# What is being asked
Copy out every line containing the word "content".

# Records
++++++++++++++++++++

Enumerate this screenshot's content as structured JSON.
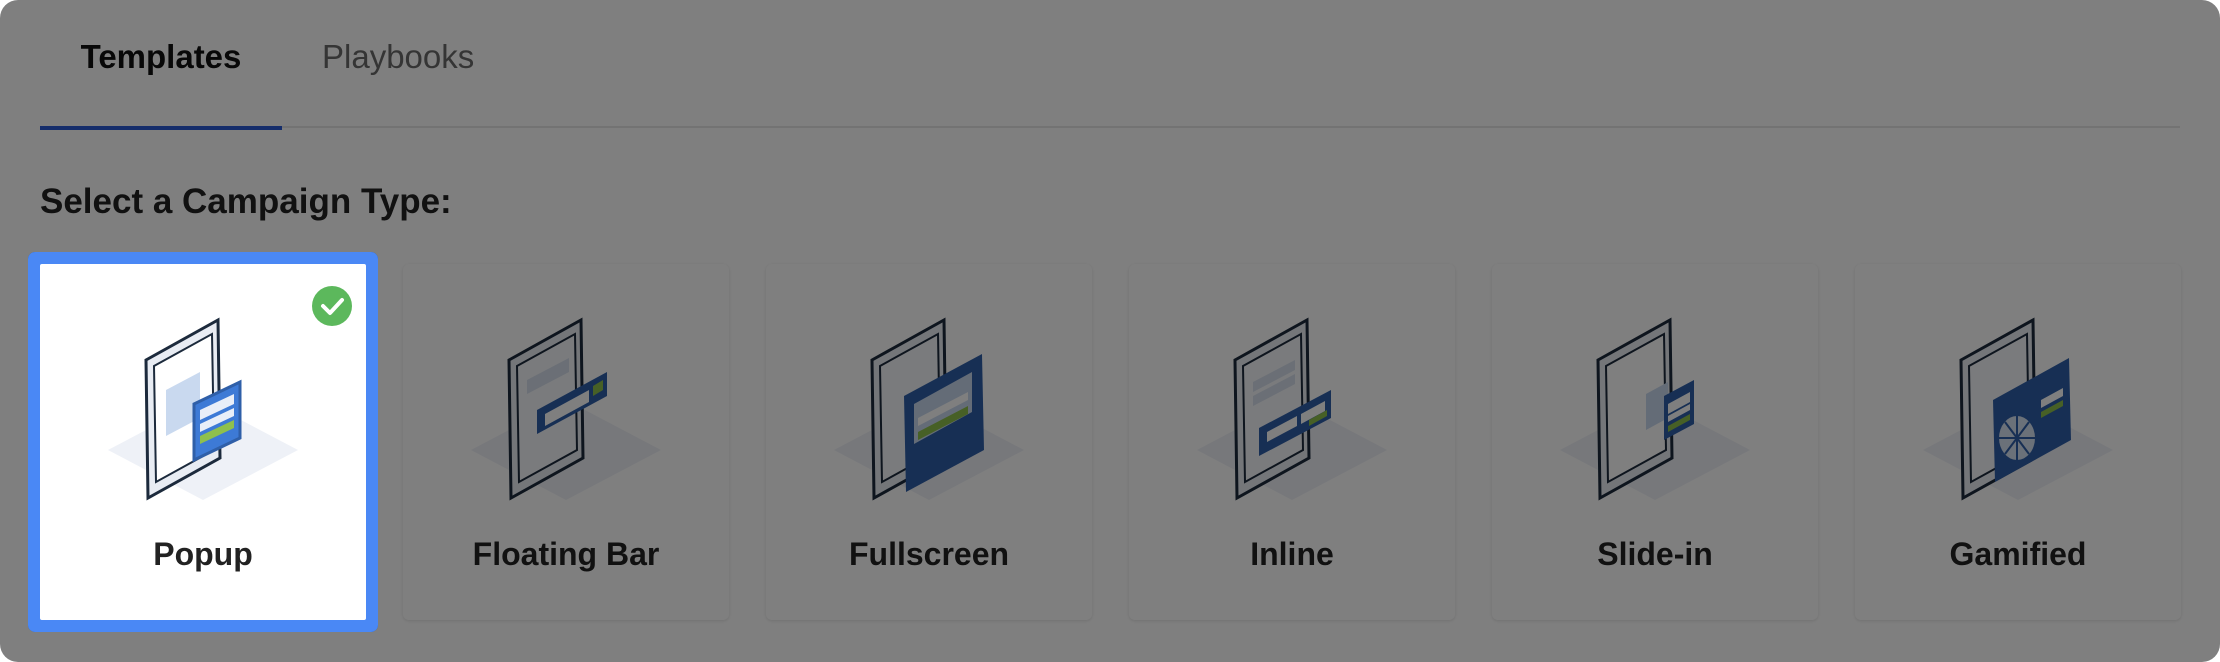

++++++++++++++++++++

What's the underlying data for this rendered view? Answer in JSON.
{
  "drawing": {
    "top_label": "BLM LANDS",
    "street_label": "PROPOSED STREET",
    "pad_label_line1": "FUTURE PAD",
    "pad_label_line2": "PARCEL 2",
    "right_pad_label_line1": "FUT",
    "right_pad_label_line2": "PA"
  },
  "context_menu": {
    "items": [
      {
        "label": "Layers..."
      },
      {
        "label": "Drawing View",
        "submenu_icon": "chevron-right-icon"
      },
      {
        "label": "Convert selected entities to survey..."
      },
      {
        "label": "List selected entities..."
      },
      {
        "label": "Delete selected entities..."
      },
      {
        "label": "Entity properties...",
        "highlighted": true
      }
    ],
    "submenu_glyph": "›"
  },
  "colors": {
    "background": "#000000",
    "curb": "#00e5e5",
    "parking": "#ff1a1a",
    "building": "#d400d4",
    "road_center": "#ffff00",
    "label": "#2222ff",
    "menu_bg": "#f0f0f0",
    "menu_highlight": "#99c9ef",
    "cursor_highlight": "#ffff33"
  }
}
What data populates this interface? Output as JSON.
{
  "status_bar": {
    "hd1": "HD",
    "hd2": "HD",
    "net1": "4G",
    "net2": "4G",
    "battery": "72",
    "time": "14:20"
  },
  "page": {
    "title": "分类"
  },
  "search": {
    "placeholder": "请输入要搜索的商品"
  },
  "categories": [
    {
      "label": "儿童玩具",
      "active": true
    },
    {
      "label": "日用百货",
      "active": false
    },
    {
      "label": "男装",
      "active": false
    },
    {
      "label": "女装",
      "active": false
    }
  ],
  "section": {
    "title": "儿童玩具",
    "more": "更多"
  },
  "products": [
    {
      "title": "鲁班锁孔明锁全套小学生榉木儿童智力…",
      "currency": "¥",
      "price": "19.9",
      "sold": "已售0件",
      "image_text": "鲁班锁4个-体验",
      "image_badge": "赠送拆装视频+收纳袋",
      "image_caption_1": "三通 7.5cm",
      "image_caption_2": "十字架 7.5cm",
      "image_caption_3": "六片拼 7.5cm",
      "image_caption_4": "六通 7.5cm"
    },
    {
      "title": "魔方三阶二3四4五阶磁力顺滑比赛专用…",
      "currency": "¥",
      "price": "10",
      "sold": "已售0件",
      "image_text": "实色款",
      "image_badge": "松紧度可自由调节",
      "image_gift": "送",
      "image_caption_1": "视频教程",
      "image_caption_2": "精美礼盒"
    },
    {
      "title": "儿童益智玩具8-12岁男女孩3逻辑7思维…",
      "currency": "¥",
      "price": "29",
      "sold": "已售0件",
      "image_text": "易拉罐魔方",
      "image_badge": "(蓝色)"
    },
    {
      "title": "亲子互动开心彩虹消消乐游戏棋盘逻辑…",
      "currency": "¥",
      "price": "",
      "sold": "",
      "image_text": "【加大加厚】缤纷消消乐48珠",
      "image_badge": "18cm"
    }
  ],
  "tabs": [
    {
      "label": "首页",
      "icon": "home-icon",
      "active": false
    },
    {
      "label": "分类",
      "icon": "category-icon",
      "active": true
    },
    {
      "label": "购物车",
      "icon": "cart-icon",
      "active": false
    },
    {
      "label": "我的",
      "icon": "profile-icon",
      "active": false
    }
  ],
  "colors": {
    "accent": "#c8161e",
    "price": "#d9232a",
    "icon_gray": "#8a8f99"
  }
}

++++++++++++++++++++

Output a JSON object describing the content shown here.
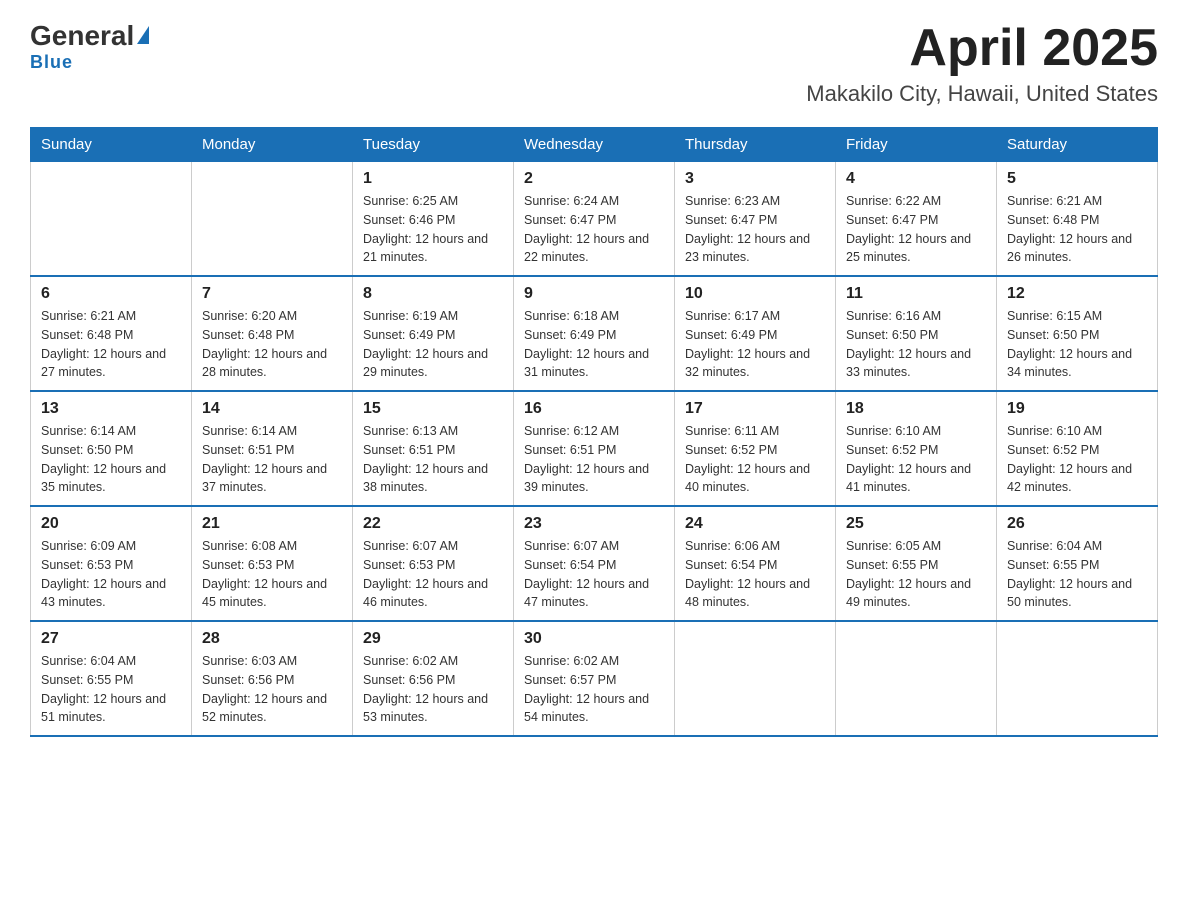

++++++++++++++++++++

# Complete output
Enumerate this screenshot's content as structured JSON.
Output a JSON object describing the content shown here.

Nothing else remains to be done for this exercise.